水野:例えば、メインシナリオは1人で書き、サブシナリオに関しては別のチームメンバーが書く体制もあります。
それはつまり、同じキャラクターを別の人間が書くことになりますが、それだけでもキャラクター性がブレる原因にはなります。そこを統一して書いていくのが、チームとしての実力が試されるところかと思います。
――:ユーザーさんは敏感ですからね。言い回しなどでも違和感を感じられるので。
水野:お客様の目は素晴らしい。本当に油断や妥協は許されません。
重馬:キャラクターの整合性…。あるライターが創造したキャラクターを別のライターが書いたときに、そんなセリフはしゃべらない、そんな行動はしない、など本来のキャラと違うように感じられてしまったらそれは大変よろしくないことです。
なので、キャラクターの整合性を保つためにも現在ではシナリオディレクターの存在が非常に大事になっていると思います。シナリオディレクターという職も10年前とか15年前ではそんなにメジャーな存在ではありませんでしたが。
――:よりチームとしての力を高くしないと、クオリティーの高いものを継続的には出せないからシナリオディレクターが注目されてきたと。
水野:スマートフォンゲームにおいては、継続的にクオリティーの高い作品を提供することが大事だと思います。一時的にクオリティーが高いものであれば、どんな体制でも作ることができるかもしれないですが、やはり長期運営を見越した体制ではしっかり役割分担などを決めることが大事だと考えています。
重馬:僕らが、シナリオディレクター制を取り入れたのは、本質的にはゲームとシナリオとの親和性があまり良くないからです。
シナリオライターとして優秀な人が必ずしもゲームシナリオが得意なわけではなく、むしろ優秀な方のほうがゲームシナリオではうまく書けない場合もあります。
それは何故かというと、シナリオは本来、頭から終わりまで基本的には一本道で完結するものだからです。
そこにプレーヤーの行動や体験という余分なファクターはありません。ですから、一般のライターにとっては、プレーヤーの行動による体験の変化というのは想定外なんです。
一方でゲームというのはゲームであることが大事です。例えば、あるキャラクターの一番いい見せ場をシナリオ化しないほうが良い場合すらあります。その見せ場こそがゲームの文脈で描くべきところだと。
例えば、力持ちの大男がいて、物語の中で力を失ってしまう。それが紆余曲折あった末に力を取り戻しました、というその見せ場をドラマとして構築するのではなく、それこそゲームででっかい岩を「ぐおお」とAボタンを死ぬほど連打して岩を持ち上げさせる。そのプレイヤーの行動こそがゲームとして大事な要素だという場合があります。
けれどプレイヤーにどのような行動をさせるのがゲームとしての正解かについては、普通のシナリオライターの概念にはありません。シナリオライターに求められるのはそこまでの段取り、感情の動線の正しい引き方です。

◆ **提示資料**
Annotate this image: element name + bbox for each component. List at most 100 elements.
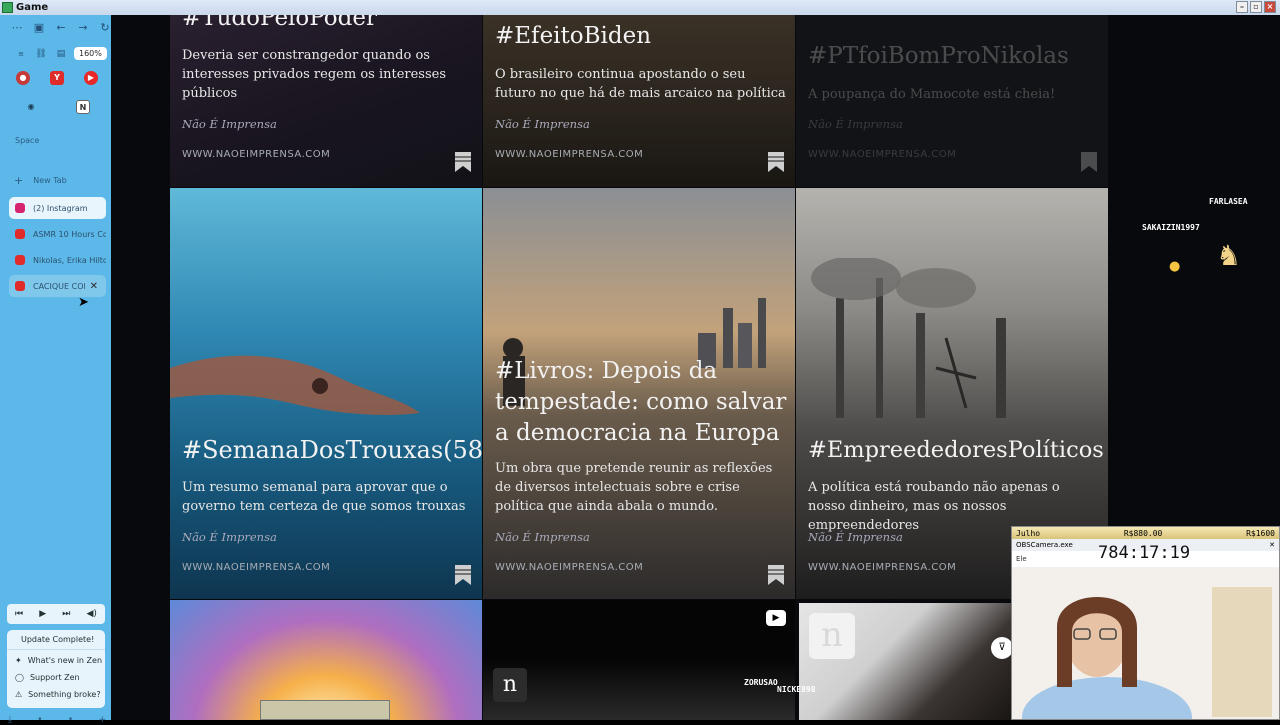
download-icon[interactable]: ⤓ xyxy=(8,715,12,725)
something-broke-link[interactable]: ⚠ Something broke? xyxy=(7,684,105,701)
card-description: Deveria ser constrangedor quando os inte… xyxy=(182,48,447,101)
sidebar-tab-cacique[interactable]: CACIQUE COB ✕ xyxy=(9,275,106,297)
add-space-icon[interactable]: + xyxy=(98,715,106,725)
cam-money-1: R$880.00 xyxy=(1123,528,1163,538)
more-icon[interactable]: ⋯ xyxy=(10,21,24,34)
card-url: WWW.NAOEIMPRENSA.COM xyxy=(808,149,957,160)
viewer-name: NICKE898 xyxy=(777,685,816,694)
card-description: A poupança do Mamocote está cheia! xyxy=(808,87,1056,102)
card-url: WWW.NAOEIMPRENSA.COM xyxy=(182,562,331,573)
video-card[interactable]: ▶ n xyxy=(483,600,795,720)
sidebar-tab-nikolas[interactable]: Nikolas, Erika Hilton xyxy=(9,249,106,271)
update-popup: Update Complete! ✦ What's new in Zen ◯ Sup… xyxy=(7,630,105,708)
close-tab-icon[interactable]: ✕ xyxy=(90,281,98,292)
sidebar-footer: ⤓ • • + xyxy=(8,715,106,725)
card-description: Um obra que pretende reunir as reflexões… xyxy=(495,461,773,514)
site-info-icon[interactable]: ≡ xyxy=(14,50,28,58)
tab-label: CACIQUE COB xyxy=(33,281,85,291)
sidebar-toggle-icon[interactable]: ▣ xyxy=(32,21,46,34)
maximize-button[interactable]: ▫ xyxy=(1250,1,1262,13)
tab-label: Nikolas, Erika Hilton xyxy=(33,255,106,265)
whats-new-link[interactable]: ✦ What's new in Zen xyxy=(7,650,105,667)
next-track-icon[interactable]: ⏭ xyxy=(62,609,70,619)
webcam-overlay: Julho R$880.00 R$1600 OBSCamera.exe ✕ El… xyxy=(1011,526,1280,720)
card-description: O brasileiro continua apostando o seu fu… xyxy=(495,67,786,101)
viewer-name: FARLASEA xyxy=(1209,197,1248,206)
article-card-image[interactable] xyxy=(170,600,482,720)
article-card[interactable]: #SemanaDosTrouxas(58) Um resumo semanal … xyxy=(170,188,482,599)
video-card[interactable]: n ⊽ xyxy=(799,603,1011,720)
card-url: WWW.NAOEIMPRENSA.COM xyxy=(808,562,957,573)
pinned-apps-2: ◉ N xyxy=(24,100,90,114)
bookmark-icon[interactable] xyxy=(1080,151,1098,173)
new-tab-button[interactable]: + New Tab xyxy=(14,174,67,187)
close-button[interactable]: × xyxy=(1264,1,1276,13)
forward-icon[interactable]: → xyxy=(76,21,90,34)
github-icon[interactable]: ◉ xyxy=(24,100,38,114)
pinned-apps: ● Y ▶ xyxy=(16,71,98,85)
cam-month: Julho xyxy=(1016,528,1041,538)
minimize-button[interactable]: – xyxy=(1236,1,1248,13)
card-source: Não É Imprensa xyxy=(182,117,277,131)
youtube-icon xyxy=(15,281,25,291)
sparkle-icon: ✦ xyxy=(15,655,22,665)
notion-icon[interactable]: N xyxy=(76,100,90,114)
card-description: Um resumo semanal para aprovar que o gov… xyxy=(182,480,466,514)
mouse-cursor-icon: ➤ xyxy=(78,295,89,310)
article-card[interactable]: #TudoPeloPoder Deveria ser constrangedor… xyxy=(170,15,482,187)
youtube-icon[interactable]: ▶ xyxy=(84,71,98,85)
media-controls: ⏮ ▶ ⏭ ◀) xyxy=(7,604,105,624)
filter-icon[interactable]: ⊽ xyxy=(991,637,1011,659)
close-icon[interactable]: ✕ xyxy=(1269,541,1275,549)
article-card[interactable]: #Livros: Depois da tempestade: como salv… xyxy=(483,188,795,599)
bookmark-icon[interactable] xyxy=(767,564,785,586)
card-source: Não É Imprensa xyxy=(182,530,277,544)
cam-money-2: R$1600 xyxy=(1246,528,1275,538)
article-card[interactable]: #PTfoiBomProNikolas A poupança do Mamoco… xyxy=(796,15,1108,187)
url-row: ≡ ⛓ ▤ 160% xyxy=(14,47,107,60)
chicken-sprite-icon: ♞ xyxy=(1216,239,1242,272)
volume-icon[interactable]: ◀) xyxy=(86,609,96,619)
card-source: Não É Imprensa xyxy=(808,117,903,131)
app-icon xyxy=(2,2,13,13)
sidebar-tab-instagram[interactable]: (2) Instagram xyxy=(9,197,106,219)
bookmark-icon[interactable] xyxy=(767,151,785,173)
bookmark-icon[interactable] xyxy=(454,564,472,586)
zoom-level[interactable]: 160% xyxy=(74,47,107,60)
previous-track-icon[interactable]: ⏮ xyxy=(15,609,23,619)
article-card[interactable]: #EfeitoBiden O brasileiro continua apost… xyxy=(483,15,795,187)
channel-logo: n xyxy=(493,668,527,702)
instagram-icon xyxy=(15,203,25,213)
card-title: #Livros: Depois da tempestade: como salv… xyxy=(495,358,787,446)
pinned-app-icon[interactable]: ● xyxy=(16,71,30,85)
support-link[interactable]: ◯ Support Zen xyxy=(7,667,105,684)
card-url: WWW.NAOEIMPRENSA.COM xyxy=(495,562,644,573)
channel-logo: n xyxy=(809,613,855,659)
play-icon[interactable]: ▶ xyxy=(39,609,46,619)
reader-icon[interactable]: ▤ xyxy=(54,49,68,59)
support-label: Support Zen xyxy=(29,672,80,682)
factory-image xyxy=(811,258,1006,418)
link-icon[interactable]: ⛓ xyxy=(34,49,48,59)
bird-sprite-icon: ● xyxy=(1169,259,1181,274)
yandex-icon[interactable]: Y xyxy=(50,71,64,85)
viewer-name: SAKAIZIN1997 xyxy=(1142,223,1200,232)
squid-image xyxy=(170,355,420,415)
tab-label: (2) Instagram xyxy=(33,203,88,213)
card-source: Não É Imprensa xyxy=(495,117,590,131)
window-title: Game xyxy=(16,2,49,13)
card-source: Não É Imprensa xyxy=(808,530,903,544)
space-dot-icon[interactable]: • xyxy=(37,715,42,725)
update-title: Update Complete! xyxy=(7,630,105,650)
viewer-name: ZORUSAO xyxy=(744,678,778,687)
back-icon[interactable]: ← xyxy=(54,21,68,34)
card-title: #SemanaDosTrouxas(58) xyxy=(182,436,482,464)
bookmark-icon[interactable] xyxy=(454,151,472,173)
webcam-feed-image xyxy=(1012,567,1279,719)
space-dot-icon[interactable]: • xyxy=(68,715,73,725)
sidebar-tab-asmr[interactable]: ASMR 10 Hours Co xyxy=(9,223,106,245)
play-icon[interactable]: ▶ xyxy=(766,610,786,626)
reload-icon[interactable]: ↻ xyxy=(98,21,112,34)
window-controls: – ▫ × xyxy=(1236,1,1276,13)
sidebar-toolbar: ⋯ ▣ ← → ↻ xyxy=(10,21,112,34)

◆ **作業指示**
1: 記録のうち、「download-icon[interactable]: ⤓ xyxy=(8,715,12,725)」を含む行から「sidebar-footer: ⤓ • • + xyxy=(8,715,106,725)」を含む行までを、「card-description」を「card-summary」に入れ替えて、その範囲の行だけを示してください。それ以外の箇所は一切変えないでください。
2: ゲームシナリオに関する文章を、その最後の文の後から引き継いで書き進めてください。
ゲームシナリオに関する文章と記録は、互いに関係のない別個のものです。

◆ **解答一覧**
1:
download-icon[interactable]: ⤓ xyxy=(8,715,12,725)
something-broke-link[interactable]: ⚠ Something broke? xyxy=(7,684,105,701)
card-summary: Deveria ser constrangedor quando os inte… xyxy=(182,48,447,101)
sidebar-tab-cacique[interactable]: CACIQUE COB ✕ xyxy=(9,275,106,297)
add-space-icon[interactable]: + xyxy=(98,715,106,725)
cam-money-1: R$880.00 xyxy=(1123,528,1163,538)
more-icon[interactable]: ⋯ xyxy=(10,21,24,34)
card-url: WWW.NAOEIMPRENSA.COM xyxy=(808,149,957,160)
viewer-name: NICKE898 xyxy=(777,685,816,694)
card-summary: A poupança do Mamocote está cheia! xyxy=(808,87,1056,102)
card-url: WWW.NAOEIMPRENSA.COM xyxy=(182,562,331,573)
video-card[interactable]: ▶ n xyxy=(483,600,795,720)
sidebar-tab-nikolas[interactable]: Nikolas, Erika Hilton xyxy=(9,249,106,271)
update-popup: Update Complete! ✦ What's new in Zen ◯ Sup… xyxy=(7,630,105,708)
close-tab-icon[interactable]: ✕ xyxy=(90,281,98,292)
sidebar-footer: ⤓ • • + xyxy=(8,715,106,725)

2:
本質的にゲームの正解がピンとこないシナリオライターだとそれを組むのは難しいのですね。ではどうするか?ゲームのことがわかってシナリオに落とし込める、逆にシナリオのことがわかってゲーム要素に分解できる、ゲームサイドとシナリオサイドの中間的な存在、両者の通訳みたいな形でシナリオディレクターという存在が必要になったんです。
水野:昨今は、シナリオチームだけでなく他職種のチームとも連携を続けていくかたちになるので、チームワークはすごく大切になります。クリエイター同士だと譲れない部分もあるので、いかに健全なぶつかり方ができるかっていうのは、とても重要な課題だと僕も考えています。
重馬さんもおっしゃったように、シナリオディレクターがきちんとマネジメントできるかという点の重要性が高まっているのを実感します。
▲アカツキ「ROOTS」におけるシナリオディレクターの役割(CEDEC講演資料より)
――:アカツキがシナリオチーム「ROOTS」を立ち上げようとなったのも、そういったチームワークとしてシナリオを制作していかないといけないなという実情もあったからでしょうか。
水野:そうですね。僕が入社したタイミングで各プロジェクトにシナリオチーム自体はあったのですが、接点がありませんでした。
リーダーそれぞれのルールで業務を遂行していたので、ノウハウがそれぞれのチームにしかない状態だったんです。なので、まずは各リーダーと話しあって、もっと横のつながりを持ち、同じ失敗は他のチームで繰り返さない仕組みを作ろうと考えました。そこから始まったのがプロジェクトを横断したシナリオ横串チーム「ROOTS」でした。
シナリオ制作において、チームでの業務遂行が順調に進まない場面は業界的にはよくある話なんです。そうなってくると、ゲームの運用自体にもすごく影響が出るんですよね。
シナリオが作れなくなり、さきほど話したキャラクター性がブレたシナリオを出さざるを得ない、という事態に陥ります。ゲームとしては致命的です。そういうことが起こらない環境をつくっていこうというのが「ROOTS」立ち上げ時からの考えでした。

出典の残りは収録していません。